### Selected excerpt

* start *

The following comes from:
Karlfried Froehlich, “Saint Peter, Papal Primacy, and the
Exegetical Tradition, 1150-1300,” in The Religious Roles of the Papacy: Ideals
and Realities, 1150-1300, ed. Christopher Ryan (Papers in Mediaeval Studies
8; Toronto: Pontifical Institute of Mediaeval Studies, 1989), 14-16
A basic lack of the primatial
context also characterizes the exegetical tradition about the “keys of the
kingdom of heaven” (Matt. 16:19). Again, the major reason may have to be sought
in the influence of biblical parallels. In the patristic commentaries, the keys
were understood as penitential authority, primarily the priestly power of
excommunication and reconciliation. This understanding was nourished by the
parallel passages of Matt. 18:18 (“Amen dico vobis, quaecumque alligaveritis
super terram, etc.”) and especially John 20:23, where binding and loosing
seemed to be explained as the retaining and forgiving of sins.[33] Both texts,
however, extended this power beyond the one Peter to all apostles. Thus,
exegetes were faced with the fact that “what was bestowed on Peter, was also
given to all apostles.” [34]
Almost invariably, they discussed
the verse in the context of lengthy considerations of penance and of the
priestly powers, declarative or effective, in relation to this sacrament.

* end *

### Exercise directions
Answer these questions from the excerpt on the keys of the kingdom of heaven:
(a) Which verse speaks of the "keys of the kingdom of heaven"?
(b) How did the patristic commentaries understand the keys?
(c) In which passage did binding and loosing seem to be explained as the retaining and forgiving of sins?

### Recorded information
* start *

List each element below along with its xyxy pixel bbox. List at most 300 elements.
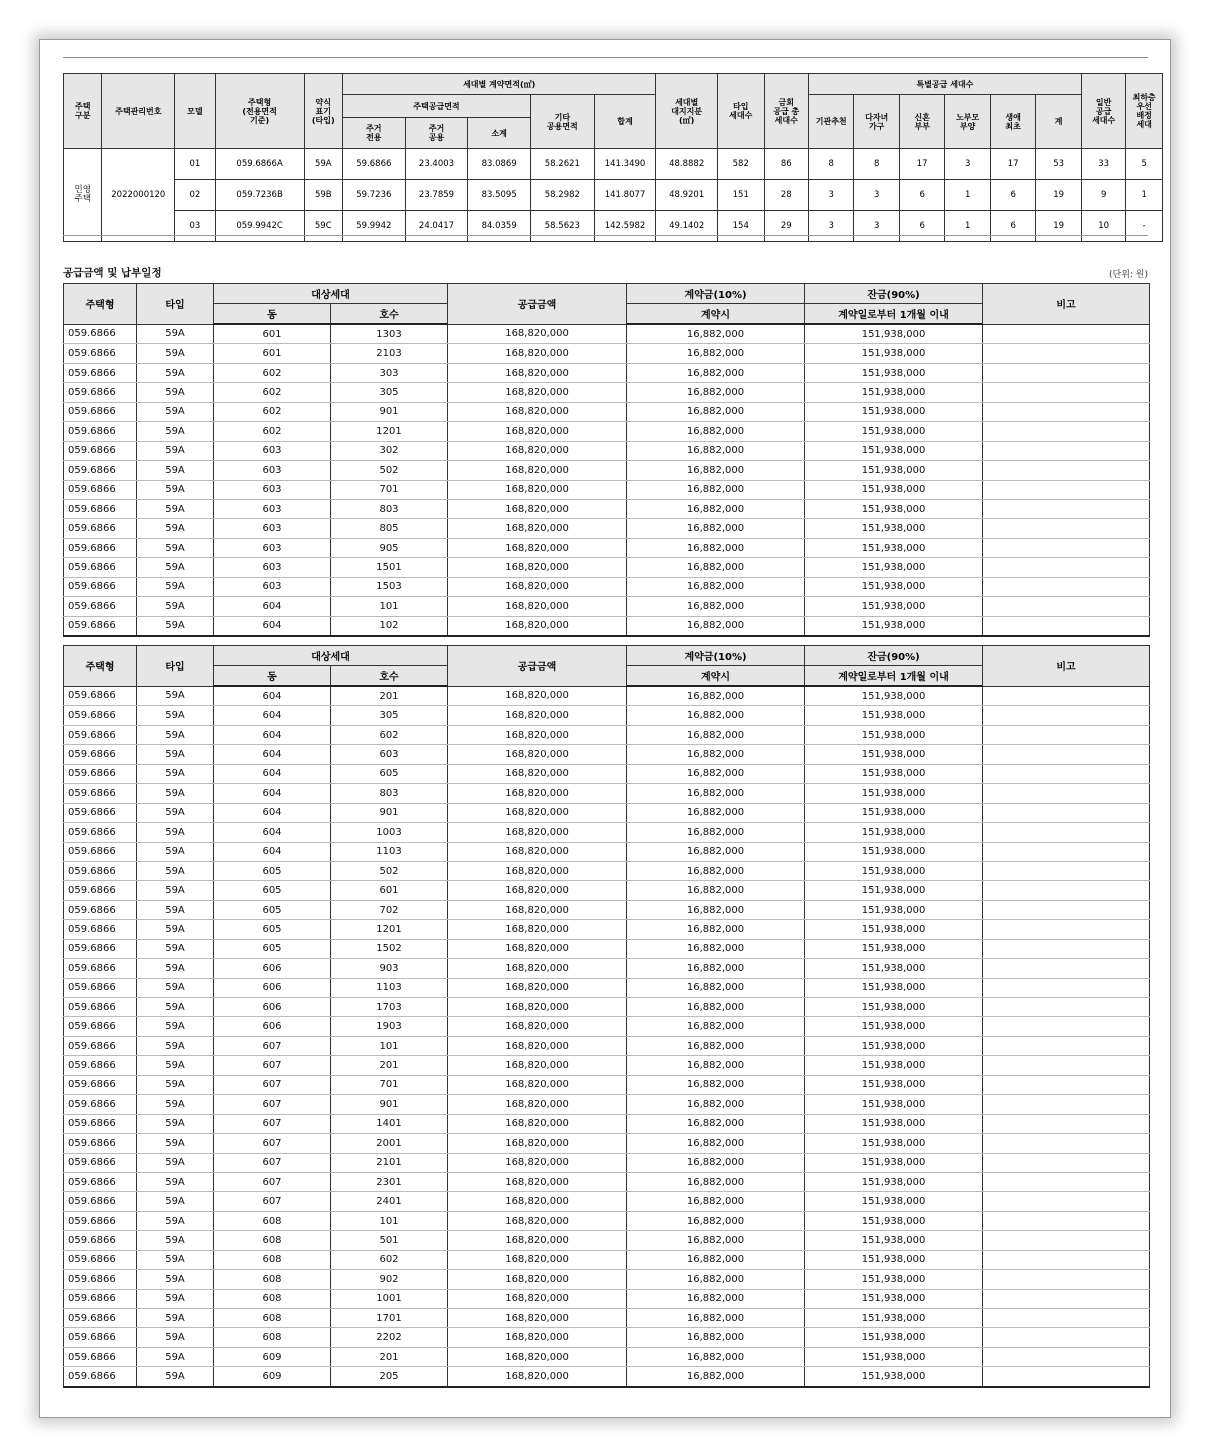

* end *

### Reply
(a) Matt. 16:19.
(b) As penitential authority, primarily the priestly power of excommunication and reconciliation.
(c) John 20:23.